START Given records

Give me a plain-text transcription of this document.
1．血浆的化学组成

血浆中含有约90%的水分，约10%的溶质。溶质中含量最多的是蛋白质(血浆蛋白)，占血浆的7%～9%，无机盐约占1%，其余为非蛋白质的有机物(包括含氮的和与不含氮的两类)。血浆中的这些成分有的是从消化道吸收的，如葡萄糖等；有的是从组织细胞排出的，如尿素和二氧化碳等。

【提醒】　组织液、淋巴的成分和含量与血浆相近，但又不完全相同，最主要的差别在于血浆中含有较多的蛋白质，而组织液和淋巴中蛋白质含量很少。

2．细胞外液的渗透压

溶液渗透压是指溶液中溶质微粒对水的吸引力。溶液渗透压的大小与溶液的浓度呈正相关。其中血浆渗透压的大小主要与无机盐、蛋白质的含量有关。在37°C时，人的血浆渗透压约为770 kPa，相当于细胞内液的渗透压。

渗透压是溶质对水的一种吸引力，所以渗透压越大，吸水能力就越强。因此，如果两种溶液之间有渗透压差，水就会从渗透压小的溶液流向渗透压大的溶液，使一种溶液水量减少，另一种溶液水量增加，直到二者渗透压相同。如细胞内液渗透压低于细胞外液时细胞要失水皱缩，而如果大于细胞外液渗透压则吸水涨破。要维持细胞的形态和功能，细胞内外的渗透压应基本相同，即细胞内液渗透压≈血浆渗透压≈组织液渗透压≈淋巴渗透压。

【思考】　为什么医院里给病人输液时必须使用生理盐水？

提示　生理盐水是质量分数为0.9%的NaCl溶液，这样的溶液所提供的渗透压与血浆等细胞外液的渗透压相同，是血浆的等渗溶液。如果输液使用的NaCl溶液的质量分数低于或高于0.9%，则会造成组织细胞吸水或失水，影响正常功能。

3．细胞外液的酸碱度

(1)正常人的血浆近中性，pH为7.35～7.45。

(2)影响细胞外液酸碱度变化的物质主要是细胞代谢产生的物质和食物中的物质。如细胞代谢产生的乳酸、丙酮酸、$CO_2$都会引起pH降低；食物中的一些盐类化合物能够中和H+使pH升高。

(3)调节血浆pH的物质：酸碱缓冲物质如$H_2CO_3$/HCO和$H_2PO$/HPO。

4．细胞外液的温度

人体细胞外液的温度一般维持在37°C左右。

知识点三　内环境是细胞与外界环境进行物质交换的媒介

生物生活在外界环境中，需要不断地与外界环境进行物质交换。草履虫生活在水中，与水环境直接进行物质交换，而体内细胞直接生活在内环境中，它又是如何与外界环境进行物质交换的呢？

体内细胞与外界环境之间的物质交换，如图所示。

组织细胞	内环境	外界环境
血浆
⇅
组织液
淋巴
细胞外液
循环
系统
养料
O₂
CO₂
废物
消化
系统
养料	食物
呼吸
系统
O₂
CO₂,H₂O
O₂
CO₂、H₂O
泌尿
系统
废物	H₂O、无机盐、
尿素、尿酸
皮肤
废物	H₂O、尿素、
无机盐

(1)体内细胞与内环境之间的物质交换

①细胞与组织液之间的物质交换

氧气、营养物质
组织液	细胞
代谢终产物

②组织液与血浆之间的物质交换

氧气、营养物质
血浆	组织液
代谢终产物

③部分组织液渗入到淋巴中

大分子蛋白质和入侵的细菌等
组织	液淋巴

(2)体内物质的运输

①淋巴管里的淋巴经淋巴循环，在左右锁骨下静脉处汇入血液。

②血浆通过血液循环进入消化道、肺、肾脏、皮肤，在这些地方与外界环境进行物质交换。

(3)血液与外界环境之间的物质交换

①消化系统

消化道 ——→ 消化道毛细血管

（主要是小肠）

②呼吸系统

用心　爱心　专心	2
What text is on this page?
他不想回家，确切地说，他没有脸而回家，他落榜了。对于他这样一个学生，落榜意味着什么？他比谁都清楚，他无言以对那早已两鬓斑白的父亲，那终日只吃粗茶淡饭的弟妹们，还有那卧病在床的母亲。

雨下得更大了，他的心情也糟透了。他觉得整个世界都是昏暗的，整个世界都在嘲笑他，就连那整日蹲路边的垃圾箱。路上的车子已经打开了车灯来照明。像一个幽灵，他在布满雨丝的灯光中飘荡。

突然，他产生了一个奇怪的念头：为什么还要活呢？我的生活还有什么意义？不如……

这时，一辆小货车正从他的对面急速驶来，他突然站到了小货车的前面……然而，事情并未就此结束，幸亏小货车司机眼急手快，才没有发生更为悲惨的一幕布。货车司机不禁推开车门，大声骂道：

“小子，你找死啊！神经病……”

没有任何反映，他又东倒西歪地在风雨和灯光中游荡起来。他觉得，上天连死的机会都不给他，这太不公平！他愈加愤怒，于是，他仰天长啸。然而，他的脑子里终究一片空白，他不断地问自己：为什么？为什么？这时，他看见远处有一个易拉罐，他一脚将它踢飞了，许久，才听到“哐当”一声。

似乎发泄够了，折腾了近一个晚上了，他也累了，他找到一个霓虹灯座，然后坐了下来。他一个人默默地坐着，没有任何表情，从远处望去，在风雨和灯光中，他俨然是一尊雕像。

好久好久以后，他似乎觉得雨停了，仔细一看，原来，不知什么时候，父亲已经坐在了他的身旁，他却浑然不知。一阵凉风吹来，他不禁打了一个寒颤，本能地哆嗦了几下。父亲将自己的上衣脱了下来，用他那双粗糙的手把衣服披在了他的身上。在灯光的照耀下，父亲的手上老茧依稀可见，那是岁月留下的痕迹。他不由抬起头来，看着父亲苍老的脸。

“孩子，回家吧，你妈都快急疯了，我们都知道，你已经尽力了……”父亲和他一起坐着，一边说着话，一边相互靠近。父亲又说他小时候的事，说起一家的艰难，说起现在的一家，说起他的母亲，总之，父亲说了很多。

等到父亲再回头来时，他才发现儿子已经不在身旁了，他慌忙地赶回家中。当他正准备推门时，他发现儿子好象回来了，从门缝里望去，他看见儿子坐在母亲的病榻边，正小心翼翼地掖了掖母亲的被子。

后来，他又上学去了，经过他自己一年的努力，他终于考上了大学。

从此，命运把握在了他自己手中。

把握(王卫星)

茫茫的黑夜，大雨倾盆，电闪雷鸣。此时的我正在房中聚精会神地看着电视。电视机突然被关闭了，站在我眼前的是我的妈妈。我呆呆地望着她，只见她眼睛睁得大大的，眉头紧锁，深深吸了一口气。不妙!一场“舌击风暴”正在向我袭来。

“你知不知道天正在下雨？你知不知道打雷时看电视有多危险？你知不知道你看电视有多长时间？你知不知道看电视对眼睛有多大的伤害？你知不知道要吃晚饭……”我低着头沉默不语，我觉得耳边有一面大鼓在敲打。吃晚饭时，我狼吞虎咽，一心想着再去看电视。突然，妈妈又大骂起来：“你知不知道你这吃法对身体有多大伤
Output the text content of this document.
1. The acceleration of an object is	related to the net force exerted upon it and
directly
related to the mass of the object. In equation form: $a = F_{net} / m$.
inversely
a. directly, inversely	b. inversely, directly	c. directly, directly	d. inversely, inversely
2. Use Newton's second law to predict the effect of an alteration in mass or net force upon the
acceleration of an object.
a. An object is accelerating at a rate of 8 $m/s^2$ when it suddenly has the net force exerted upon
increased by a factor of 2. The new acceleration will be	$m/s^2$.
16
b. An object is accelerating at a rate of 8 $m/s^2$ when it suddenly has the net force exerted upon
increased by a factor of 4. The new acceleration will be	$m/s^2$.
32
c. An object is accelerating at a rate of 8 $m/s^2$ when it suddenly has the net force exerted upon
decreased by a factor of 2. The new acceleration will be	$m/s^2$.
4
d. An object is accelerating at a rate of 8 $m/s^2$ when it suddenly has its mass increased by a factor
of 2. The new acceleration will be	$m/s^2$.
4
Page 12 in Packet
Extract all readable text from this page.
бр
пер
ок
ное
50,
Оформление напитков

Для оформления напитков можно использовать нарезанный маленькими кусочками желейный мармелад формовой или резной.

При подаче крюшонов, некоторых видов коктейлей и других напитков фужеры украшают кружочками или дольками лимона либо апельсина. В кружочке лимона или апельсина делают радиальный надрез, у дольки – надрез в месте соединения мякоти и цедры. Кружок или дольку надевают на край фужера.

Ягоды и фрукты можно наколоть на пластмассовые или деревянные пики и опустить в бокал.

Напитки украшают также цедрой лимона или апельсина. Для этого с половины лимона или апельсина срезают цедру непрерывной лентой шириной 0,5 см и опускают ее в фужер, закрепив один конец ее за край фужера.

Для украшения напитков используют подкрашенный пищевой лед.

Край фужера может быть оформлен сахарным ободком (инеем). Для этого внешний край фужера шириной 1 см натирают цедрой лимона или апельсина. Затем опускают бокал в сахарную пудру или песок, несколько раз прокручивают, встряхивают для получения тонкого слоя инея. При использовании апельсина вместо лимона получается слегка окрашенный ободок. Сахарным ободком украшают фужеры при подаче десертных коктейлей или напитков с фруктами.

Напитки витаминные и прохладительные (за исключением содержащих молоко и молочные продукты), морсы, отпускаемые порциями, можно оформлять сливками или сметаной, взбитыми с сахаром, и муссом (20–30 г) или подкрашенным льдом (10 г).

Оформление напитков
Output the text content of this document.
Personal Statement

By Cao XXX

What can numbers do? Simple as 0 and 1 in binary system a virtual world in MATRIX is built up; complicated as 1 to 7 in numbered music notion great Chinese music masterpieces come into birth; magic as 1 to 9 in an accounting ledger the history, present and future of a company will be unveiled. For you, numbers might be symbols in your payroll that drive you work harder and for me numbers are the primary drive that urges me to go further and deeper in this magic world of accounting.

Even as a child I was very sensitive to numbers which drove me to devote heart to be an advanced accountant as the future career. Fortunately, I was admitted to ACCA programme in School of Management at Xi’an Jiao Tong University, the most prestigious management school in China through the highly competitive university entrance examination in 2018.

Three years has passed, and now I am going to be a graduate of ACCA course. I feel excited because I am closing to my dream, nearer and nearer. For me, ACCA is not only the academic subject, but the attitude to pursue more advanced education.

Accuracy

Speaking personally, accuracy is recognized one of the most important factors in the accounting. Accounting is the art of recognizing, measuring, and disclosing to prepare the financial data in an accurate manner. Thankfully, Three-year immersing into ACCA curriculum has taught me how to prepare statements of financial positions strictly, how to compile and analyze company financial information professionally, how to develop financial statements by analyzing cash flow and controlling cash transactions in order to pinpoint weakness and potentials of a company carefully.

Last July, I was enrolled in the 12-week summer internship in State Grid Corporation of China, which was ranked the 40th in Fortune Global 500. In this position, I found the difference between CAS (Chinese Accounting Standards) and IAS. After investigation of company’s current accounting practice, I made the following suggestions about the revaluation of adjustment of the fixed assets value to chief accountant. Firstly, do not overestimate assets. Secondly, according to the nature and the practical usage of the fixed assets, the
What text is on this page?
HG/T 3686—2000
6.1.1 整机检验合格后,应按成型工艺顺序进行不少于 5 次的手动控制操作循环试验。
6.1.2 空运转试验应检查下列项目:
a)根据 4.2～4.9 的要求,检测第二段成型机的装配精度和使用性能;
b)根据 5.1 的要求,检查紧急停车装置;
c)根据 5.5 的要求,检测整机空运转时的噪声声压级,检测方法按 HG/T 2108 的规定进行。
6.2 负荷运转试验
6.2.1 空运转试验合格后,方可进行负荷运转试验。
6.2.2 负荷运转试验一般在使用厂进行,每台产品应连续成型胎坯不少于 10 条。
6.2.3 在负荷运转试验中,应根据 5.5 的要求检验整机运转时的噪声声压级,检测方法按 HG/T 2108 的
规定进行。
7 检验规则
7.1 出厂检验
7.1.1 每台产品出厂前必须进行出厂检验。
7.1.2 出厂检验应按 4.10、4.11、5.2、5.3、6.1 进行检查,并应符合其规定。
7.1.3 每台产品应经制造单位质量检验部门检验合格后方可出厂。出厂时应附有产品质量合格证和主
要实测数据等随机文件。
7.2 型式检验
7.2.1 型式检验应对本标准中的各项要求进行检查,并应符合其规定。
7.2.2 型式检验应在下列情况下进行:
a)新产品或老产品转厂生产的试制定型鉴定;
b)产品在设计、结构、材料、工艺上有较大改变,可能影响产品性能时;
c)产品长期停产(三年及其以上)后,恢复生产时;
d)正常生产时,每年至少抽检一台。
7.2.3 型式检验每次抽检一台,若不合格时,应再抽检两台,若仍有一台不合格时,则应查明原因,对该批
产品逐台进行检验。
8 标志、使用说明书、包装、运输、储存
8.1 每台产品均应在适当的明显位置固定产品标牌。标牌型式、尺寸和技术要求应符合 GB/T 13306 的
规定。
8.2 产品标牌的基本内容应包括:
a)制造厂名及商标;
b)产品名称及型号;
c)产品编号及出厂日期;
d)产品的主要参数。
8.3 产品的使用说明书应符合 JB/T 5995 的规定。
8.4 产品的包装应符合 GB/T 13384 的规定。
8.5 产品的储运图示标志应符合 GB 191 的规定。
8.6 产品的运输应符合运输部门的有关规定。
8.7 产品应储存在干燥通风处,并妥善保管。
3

END Given records

Give only the number of lines in the material above that hold the word "шириной".

• **Written reply**: 2